**** Material shown

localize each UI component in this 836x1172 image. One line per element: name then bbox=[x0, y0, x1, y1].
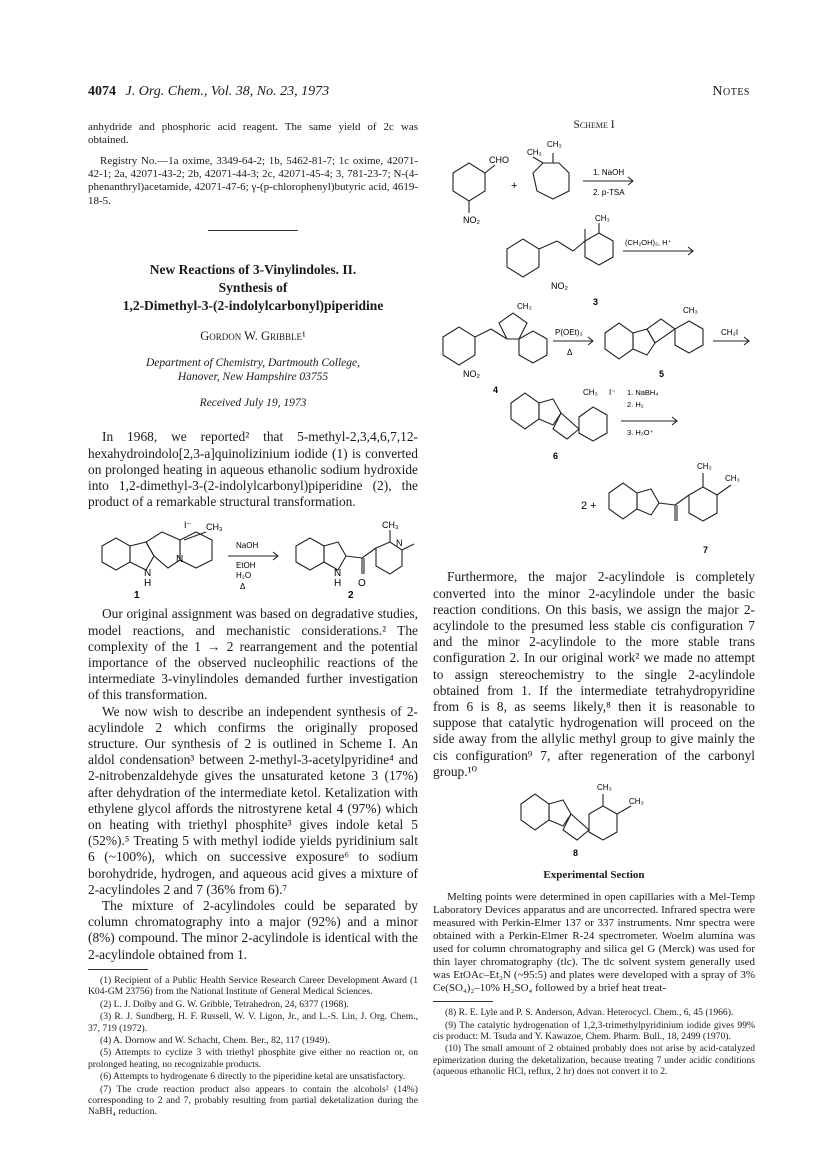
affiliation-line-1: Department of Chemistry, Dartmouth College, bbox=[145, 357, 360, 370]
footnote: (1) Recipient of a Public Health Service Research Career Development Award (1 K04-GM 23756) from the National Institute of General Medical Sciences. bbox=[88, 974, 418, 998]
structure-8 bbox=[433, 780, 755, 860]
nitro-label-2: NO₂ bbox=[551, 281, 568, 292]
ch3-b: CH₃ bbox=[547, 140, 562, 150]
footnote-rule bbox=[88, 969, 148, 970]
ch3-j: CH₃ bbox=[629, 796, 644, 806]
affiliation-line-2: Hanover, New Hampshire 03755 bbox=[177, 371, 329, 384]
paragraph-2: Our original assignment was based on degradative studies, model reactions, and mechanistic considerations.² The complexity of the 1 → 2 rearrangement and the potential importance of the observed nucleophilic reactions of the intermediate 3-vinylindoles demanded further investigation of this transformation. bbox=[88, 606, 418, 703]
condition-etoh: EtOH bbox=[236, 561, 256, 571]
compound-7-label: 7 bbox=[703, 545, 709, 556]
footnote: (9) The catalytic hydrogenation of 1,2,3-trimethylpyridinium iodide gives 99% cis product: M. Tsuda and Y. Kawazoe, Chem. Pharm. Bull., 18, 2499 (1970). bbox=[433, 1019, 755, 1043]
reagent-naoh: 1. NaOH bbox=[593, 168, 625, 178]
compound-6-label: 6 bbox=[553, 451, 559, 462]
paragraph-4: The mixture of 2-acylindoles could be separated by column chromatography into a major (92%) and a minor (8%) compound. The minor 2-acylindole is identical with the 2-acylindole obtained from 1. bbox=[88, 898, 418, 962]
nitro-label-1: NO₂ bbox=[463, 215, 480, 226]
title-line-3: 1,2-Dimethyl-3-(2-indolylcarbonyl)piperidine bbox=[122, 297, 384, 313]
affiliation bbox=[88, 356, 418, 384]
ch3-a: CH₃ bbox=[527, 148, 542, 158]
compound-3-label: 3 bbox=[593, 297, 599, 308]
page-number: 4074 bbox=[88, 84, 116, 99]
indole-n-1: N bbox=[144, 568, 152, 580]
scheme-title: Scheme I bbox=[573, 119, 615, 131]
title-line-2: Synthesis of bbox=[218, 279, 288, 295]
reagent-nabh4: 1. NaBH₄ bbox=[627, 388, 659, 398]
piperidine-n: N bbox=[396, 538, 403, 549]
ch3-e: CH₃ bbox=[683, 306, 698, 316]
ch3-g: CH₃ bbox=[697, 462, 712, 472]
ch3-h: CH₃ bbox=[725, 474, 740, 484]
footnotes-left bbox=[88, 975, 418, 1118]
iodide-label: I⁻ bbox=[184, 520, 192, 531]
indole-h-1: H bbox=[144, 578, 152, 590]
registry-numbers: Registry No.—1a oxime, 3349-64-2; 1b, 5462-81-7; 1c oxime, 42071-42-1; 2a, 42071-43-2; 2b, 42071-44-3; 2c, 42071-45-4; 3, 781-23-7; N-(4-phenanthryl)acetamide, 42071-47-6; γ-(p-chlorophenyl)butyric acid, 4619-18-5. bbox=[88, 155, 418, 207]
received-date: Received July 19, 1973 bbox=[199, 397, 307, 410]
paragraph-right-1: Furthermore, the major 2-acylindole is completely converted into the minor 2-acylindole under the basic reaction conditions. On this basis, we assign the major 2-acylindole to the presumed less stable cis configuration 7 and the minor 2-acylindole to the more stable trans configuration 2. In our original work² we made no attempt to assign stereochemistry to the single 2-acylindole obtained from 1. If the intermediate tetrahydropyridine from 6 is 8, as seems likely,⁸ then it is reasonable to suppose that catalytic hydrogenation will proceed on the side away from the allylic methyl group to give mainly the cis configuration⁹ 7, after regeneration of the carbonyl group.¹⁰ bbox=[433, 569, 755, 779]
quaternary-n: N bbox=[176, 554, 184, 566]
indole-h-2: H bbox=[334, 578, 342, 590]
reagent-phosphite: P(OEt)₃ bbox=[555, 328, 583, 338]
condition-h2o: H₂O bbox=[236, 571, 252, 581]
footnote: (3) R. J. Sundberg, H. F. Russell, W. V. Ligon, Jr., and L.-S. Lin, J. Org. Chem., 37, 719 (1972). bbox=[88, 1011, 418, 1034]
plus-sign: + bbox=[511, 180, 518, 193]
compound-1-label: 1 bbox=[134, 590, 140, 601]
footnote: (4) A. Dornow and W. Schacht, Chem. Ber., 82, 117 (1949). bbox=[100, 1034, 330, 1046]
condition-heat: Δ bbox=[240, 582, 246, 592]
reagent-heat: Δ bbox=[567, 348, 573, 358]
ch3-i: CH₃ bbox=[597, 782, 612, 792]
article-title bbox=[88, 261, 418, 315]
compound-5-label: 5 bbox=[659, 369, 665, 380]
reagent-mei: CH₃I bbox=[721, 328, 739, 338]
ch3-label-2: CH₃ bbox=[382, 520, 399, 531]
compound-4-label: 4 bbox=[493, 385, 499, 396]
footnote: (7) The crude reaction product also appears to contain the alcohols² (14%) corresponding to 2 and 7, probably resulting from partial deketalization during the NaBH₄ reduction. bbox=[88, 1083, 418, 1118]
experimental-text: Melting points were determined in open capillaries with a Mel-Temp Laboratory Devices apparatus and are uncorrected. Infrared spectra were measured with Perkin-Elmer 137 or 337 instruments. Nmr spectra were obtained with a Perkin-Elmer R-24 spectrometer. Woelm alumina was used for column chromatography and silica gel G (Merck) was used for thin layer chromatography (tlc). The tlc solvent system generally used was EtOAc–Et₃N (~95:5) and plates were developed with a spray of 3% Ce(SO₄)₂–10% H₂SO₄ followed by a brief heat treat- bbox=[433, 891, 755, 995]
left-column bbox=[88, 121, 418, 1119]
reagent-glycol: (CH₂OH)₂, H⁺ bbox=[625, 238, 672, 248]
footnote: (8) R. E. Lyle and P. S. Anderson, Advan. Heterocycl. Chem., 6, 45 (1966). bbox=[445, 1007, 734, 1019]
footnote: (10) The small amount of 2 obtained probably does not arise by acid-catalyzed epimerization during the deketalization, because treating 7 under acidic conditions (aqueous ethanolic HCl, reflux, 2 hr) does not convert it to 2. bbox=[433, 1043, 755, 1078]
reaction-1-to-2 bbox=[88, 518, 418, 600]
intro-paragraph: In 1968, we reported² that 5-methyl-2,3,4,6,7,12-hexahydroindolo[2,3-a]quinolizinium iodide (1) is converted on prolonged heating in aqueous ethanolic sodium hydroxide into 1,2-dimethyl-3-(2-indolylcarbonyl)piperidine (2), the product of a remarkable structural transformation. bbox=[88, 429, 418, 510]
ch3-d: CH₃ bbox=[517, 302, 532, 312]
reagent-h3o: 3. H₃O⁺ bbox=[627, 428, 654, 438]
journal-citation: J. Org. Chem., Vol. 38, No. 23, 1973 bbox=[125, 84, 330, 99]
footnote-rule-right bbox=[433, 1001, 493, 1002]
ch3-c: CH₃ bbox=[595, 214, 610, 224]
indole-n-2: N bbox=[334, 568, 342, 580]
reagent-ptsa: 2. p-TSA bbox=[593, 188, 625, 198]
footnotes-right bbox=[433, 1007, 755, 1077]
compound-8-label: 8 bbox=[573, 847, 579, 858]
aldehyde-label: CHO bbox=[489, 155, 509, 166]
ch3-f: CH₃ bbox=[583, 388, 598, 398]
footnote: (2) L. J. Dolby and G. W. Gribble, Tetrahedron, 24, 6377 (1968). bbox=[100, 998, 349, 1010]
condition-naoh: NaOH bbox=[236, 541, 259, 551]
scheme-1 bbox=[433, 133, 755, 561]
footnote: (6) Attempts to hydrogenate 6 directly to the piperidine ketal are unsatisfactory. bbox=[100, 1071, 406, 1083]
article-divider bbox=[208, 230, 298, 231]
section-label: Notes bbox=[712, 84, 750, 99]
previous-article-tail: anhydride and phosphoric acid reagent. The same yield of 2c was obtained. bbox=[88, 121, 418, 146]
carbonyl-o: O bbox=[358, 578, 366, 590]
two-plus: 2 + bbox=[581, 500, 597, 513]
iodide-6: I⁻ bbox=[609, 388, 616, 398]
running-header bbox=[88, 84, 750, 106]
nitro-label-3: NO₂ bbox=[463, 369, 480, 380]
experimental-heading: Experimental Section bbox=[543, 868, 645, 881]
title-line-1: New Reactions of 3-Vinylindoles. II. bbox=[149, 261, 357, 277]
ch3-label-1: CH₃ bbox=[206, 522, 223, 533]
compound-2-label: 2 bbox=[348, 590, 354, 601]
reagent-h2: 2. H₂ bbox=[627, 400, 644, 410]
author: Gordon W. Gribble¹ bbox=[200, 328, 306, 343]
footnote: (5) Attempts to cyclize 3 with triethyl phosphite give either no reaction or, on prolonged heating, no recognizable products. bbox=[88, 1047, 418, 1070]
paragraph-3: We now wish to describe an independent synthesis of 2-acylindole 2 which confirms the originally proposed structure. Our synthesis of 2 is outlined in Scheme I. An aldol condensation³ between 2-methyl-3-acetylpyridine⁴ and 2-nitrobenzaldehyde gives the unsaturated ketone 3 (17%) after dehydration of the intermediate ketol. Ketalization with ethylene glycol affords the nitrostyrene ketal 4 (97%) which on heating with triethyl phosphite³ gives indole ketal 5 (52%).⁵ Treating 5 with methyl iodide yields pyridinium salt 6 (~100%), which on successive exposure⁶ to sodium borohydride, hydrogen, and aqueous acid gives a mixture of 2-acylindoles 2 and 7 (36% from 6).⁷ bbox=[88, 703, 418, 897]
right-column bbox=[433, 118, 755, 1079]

********

Repeat the rows from the line containing "affiliation-line-1: Department of" through the line containing "affiliation-line-2: Hanover, New", both included.

affiliation-line-1: Department of Chemistry, Dartmouth College, bbox=[145, 357, 360, 370]
footnote: (1) Recipient of a Public Health Service Research Career Development Award (1 K04-GM 23756) from the National Institute of General Medical Sciences. bbox=[88, 974, 418, 998]
structure-8 bbox=[433, 780, 755, 860]
nitro-label-2: NO₂ bbox=[551, 281, 568, 292]
ch3-b: CH₃ bbox=[547, 140, 562, 150]
footnote-rule bbox=[88, 969, 148, 970]
ch3-j: CH₃ bbox=[629, 796, 644, 806]
affiliation-line-2: Hanover, New Hampshire 03755 bbox=[177, 371, 329, 384]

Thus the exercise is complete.